* Begin PROVIDED ENTRIES *

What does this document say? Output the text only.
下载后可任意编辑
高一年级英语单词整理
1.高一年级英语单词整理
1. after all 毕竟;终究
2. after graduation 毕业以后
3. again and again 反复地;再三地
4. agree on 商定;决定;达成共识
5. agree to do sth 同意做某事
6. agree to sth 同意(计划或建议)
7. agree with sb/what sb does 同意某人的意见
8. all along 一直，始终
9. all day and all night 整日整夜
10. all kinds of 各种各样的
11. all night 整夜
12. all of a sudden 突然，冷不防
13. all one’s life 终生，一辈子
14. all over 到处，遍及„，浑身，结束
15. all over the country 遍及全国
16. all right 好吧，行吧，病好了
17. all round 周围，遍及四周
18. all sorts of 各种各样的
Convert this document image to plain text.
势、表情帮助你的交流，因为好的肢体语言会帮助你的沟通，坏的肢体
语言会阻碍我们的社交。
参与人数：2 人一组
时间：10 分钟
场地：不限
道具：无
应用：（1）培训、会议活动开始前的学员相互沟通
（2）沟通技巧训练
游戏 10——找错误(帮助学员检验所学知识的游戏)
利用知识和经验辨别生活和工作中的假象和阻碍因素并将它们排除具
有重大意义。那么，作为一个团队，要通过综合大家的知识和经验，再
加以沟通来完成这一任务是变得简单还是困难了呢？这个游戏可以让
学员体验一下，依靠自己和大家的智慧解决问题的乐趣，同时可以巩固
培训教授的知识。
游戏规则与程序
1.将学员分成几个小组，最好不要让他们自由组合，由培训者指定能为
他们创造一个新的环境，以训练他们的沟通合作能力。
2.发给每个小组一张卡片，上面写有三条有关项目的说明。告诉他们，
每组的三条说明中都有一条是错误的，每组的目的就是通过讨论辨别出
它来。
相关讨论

* End PROVIDED ENTRIES *

__WORK INSTRUCTIONS__.
Reproduce every line of the data verbatim.

__WORKED ANSWER__.
What does this document say? Output the text only.
下载后可任意编辑
高一年级英语单词整理
1.高一年级英语单词整理
1. after all 毕竟;终究
2. after graduation 毕业以后
3. again and again 反复地;再三地
4. agree on 商定;决定;达成共识
5. agree to do sth 同意做某事
6. agree to sth 同意(计划或建议)
7. agree with sb/what sb does 同意某人的意见
8. all along 一直，始终
9. all day and all night 整日整夜
10. all kinds of 各种各样的
11. all night 整夜
12. all of a sudden 突然，冷不防
13. all one’s life 终生，一辈子
14. all over 到处，遍及„，浑身，结束
15. all over the country 遍及全国
16. all right 好吧，行吧，病好了
17. all round 周围，遍及四周
18. all sorts of 各种各样的
Convert this document image to plain text.
势、表情帮助你的交流，因为好的肢体语言会帮助你的沟通，坏的肢体
语言会阻碍我们的社交。
参与人数：2 人一组
时间：10 分钟
场地：不限
道具：无
应用：（1）培训、会议活动开始前的学员相互沟通
（2）沟通技巧训练
游戏 10——找错误(帮助学员检验所学知识的游戏)
利用知识和经验辨别生活和工作中的假象和阻碍因素并将它们排除具
有重大意义。那么，作为一个团队，要通过综合大家的知识和经验，再
加以沟通来完成这一任务是变得简单还是困难了呢？这个游戏可以让
学员体验一下，依靠自己和大家的智慧解决问题的乐趣，同时可以巩固
培训教授的知识。
游戏规则与程序
1.将学员分成几个小组，最好不要让他们自由组合，由培训者指定能为
他们创造一个新的环境，以训练他们的沟通合作能力。
2.发给每个小组一张卡片，上面写有三条有关项目的说明。告诉他们，
每组的三条说明中都有一条是错误的，每组的目的就是通过讨论辨别出
它来。
相关讨论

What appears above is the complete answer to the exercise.